Dataset entries on figures:
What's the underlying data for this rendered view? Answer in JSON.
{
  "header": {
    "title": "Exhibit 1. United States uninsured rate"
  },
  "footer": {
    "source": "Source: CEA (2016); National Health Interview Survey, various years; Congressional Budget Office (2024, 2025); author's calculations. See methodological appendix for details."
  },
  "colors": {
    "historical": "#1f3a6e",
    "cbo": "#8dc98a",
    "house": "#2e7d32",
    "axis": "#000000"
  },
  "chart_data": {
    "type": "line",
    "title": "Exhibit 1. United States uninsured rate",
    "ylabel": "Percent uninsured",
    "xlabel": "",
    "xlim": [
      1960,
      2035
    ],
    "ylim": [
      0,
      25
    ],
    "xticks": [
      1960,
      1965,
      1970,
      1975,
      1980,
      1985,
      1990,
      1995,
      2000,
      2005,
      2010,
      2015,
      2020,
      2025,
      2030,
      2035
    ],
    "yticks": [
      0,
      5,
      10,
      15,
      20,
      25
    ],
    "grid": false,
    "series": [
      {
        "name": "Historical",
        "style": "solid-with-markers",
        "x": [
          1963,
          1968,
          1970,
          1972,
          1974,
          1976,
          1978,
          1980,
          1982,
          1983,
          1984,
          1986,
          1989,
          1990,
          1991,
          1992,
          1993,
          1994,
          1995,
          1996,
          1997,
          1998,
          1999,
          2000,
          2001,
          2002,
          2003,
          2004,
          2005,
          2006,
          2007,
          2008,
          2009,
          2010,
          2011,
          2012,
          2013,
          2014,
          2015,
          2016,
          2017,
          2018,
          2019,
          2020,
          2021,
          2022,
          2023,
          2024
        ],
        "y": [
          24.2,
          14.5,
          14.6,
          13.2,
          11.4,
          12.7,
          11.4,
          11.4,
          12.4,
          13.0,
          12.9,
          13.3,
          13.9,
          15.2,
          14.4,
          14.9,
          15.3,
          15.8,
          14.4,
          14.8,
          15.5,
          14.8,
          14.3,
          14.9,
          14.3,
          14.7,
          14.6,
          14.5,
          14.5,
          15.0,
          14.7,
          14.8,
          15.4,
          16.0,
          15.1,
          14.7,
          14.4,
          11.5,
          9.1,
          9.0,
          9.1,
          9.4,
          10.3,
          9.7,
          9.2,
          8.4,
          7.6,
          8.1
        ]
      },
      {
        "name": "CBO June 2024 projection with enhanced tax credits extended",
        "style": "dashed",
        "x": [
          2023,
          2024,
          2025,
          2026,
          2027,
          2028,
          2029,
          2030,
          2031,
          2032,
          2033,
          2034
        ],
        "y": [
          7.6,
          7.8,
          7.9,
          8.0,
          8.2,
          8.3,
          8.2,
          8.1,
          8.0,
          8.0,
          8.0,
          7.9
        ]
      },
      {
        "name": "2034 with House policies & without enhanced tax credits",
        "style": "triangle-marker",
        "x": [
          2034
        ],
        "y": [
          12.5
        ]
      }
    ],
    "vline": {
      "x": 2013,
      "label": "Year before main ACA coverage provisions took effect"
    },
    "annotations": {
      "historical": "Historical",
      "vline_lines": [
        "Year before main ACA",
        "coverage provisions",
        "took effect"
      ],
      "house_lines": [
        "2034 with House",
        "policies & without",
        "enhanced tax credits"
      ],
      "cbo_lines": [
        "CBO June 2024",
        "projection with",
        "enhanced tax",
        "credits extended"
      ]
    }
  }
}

→ SET TASK
Read through the entries and copy each line in which "coverage" appears.

→ COMPLETE ANSWER
      "label": "Year before main ACA coverage provisions took effect"
        "coverage provisions",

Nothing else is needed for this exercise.